<<<<

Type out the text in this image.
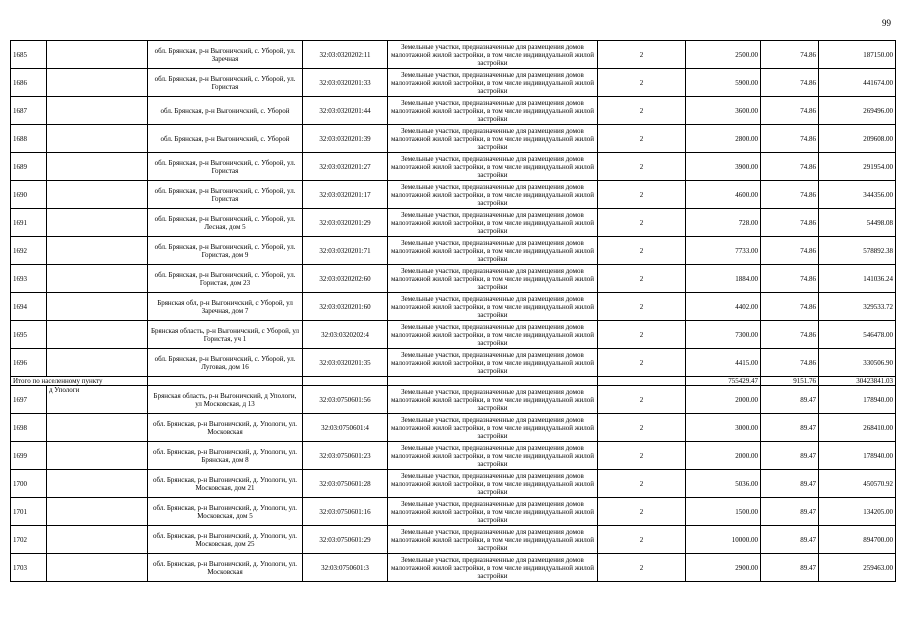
99
1685		обл. Брянская, р-н Выгоничский, с. Уборой, ул. Заречная	32:03:0320202:11	Земельные участки, предназначенные для размещения домов малоэтажной жилой застройки, в том числе индивидуальной жилой застройки	2	2500.00	74.86	187150.00
1686		обл. Брянская, р-н Выгоничский, с. Уборой, ул. Гористая	32:03:0320201:33	Земельные участки, предназначенные для размещения домов малоэтажной жилой застройки, в том числе индивидуальной жилой застройки	2	5900.00	74.86	441674.00
1687		обл. Брянская, р-н Выгоничский, с. Уборой	32:03:0320201:44	Земельные участки, предназначенные для размещения домов малоэтажной жилой застройки, в том числе индивидуальной жилой застройки	2	3600.00	74.86	269496.00
1688		обл. Брянская, р-н Выгоничский, с. Уборой	32:03:0320201:39	Земельные участки, предназначенные для размещения домов малоэтажной жилой застройки, в том числе индивидуальной жилой застройки	2	2800.00	74.86	209608.00
1689		обл. Брянская, р-н Выгоничский, с. Уборой, ул. Гористая	32:03:0320201:27	Земельные участки, предназначенные для размещения домов малоэтажной жилой застройки, в том числе индивидуальной жилой застройки	2	3900.00	74.86	291954.00
1690		обл. Брянская, р-н Выгоничский, с. Уборой, ул. Гористая	32:03:0320201:17	Земельные участки, предназначенные для размещения домов малоэтажной жилой застройки, в том числе индивидуальной жилой застройки	2	4600.00	74.86	344356.00
1691		обл. Брянская, р-н Выгоничский, с. Уборой, ул. Лесная, дом 5	32:03:0320201:29	Земельные участки, предназначенные для размещения домов малоэтажной жилой застройки, в том числе индивидуальной жилой застройки	2	728.00	74.86	54498.08
1692		обл. Брянская, р-н Выгоничский, с. Уборой, ул. Гористая, дом 9	32:03:0320201:71	Земельные участки, предназначенные для размещения домов малоэтажной жилой застройки, в том числе индивидуальной жилой застройки	2	7733.00	74.86	578892.38
1693		обл. Брянская, р-н Выгоничский, с. Уборой, ул. Гористая, дом 23	32:03:0320202:60	Земельные участки, предназначенные для размещения домов малоэтажной жилой застройки, в том числе индивидуальной жилой застройки	2	1884.00	74.86	141036.24
1694		Брянская обл, р-н Выгоничский, с Уборой, ул Заречная, дом 7	32:03:0320201:60	Земельные участки, предназначенные для размещения домов малоэтажной жилой застройки, в том числе индивидуальной жилой застройки	2	4402.00	74.86	329533.72
1695		Брянская область, р-н Выгоничский, с Уборой, ул Гористая, уч 1	32:03:0320202:4	Земельные участки, предназначенные для размещения домов малоэтажной жилой застройки, в том числе индивидуальной жилой застройки	2	7300.00	74.86	546478.00
1696		обл. Брянская, р-н Выгоничский, с. Уборой, ул. Луговая, дом 16	32:03:0320201:35	Земельные участки, предназначенные для размещения домов малоэтажной жилой застройки, в том числе индивидуальной жилой застройки	2	4415.00	74.86	330506.90
Итого по населенному пункту						755429.47	9151.76	30423841.03
1697	д Упологи	Брянская область, р-н Выгоничский, д Упологи, ул Московская, д 13	32:03:0750601:56	Земельные участки, предназначенные для размещения домов малоэтажной жилой застройки, в том числе индивидуальной жилой застройки	2	2000.00	89.47	178940.00
1698		обл. Брянская, р-н Выгоничский, д. Упологи, ул. Московская	32:03:0750601:4	Земельные участки, предназначенные для размещения домов малоэтажной жилой застройки, в том числе индивидуальной жилой застройки	2	3000.00	89.47	268410.00
1699		обл. Брянская, р-н Выгоничский, д. Упологи, ул. Брянская, дом 8	32:03:0750601:23	Земельные участки, предназначенные для размещения домов малоэтажной жилой застройки, в том числе индивидуальной жилой застройки	2	2000.00	89.47	178940.00
1700		обл. Брянская, р-н Выгоничский, д. Упологи, ул. Московская, дом 21	32:03:0750601:28	Земельные участки, предназначенные для размещения домов малоэтажной жилой застройки, в том числе индивидуальной жилой застройки	2	5036.00	89.47	450570.92
1701		обл. Брянская, р-н Выгоничский, д. Упологи, ул. Московская, дом 5	32:03:0750601:16	Земельные участки, предназначенные для размещения домов малоэтажной жилой застройки, в том числе индивидуальной жилой застройки	2	1500.00	89.47	134205.00
1702		обл. Брянская, р-н Выгоничский, д. Упологи, ул. Московская, дом 25	32:03:0750601:29	Земельные участки, предназначенные для размещения домов малоэтажной жилой застройки, в том числе индивидуальной жилой застройки	2	10000.00	89.47	894700.00
1703		обл. Брянская, р-н Выгоничский, д. Упологи, ул. Московская	32:03:0750601:3	Земельные участки, предназначенные для размещения домов малоэтажной жилой застройки, в том числе индивидуальной жилой застройки	2	2900.00	89.47	259463.00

>>>>

WHAT THE EXERCISE ASKS →
Find the lines above holding the word "Заречная" and show them.

PROBLEM SOLUTION →
1685		обл. Брянская, р-н Выгоничский, с. Уборой, ул. Заречная	32:03:0320202:11	Земельные участки, предназначенные для размещения домов малоэтажной жилой застройки, в том числе индивидуальной жилой застройки	2	2500.00	74.86	187150.00
1694		Брянская обл, р-н Выгоничский, с Уборой, ул Заречная, дом 7	32:03:0320201:60	Земельные участки, предназначенные для размещения домов малоэтажной жилой застройки, в том числе индивидуальной жилой застройки	2	4402.00	74.86	329533.72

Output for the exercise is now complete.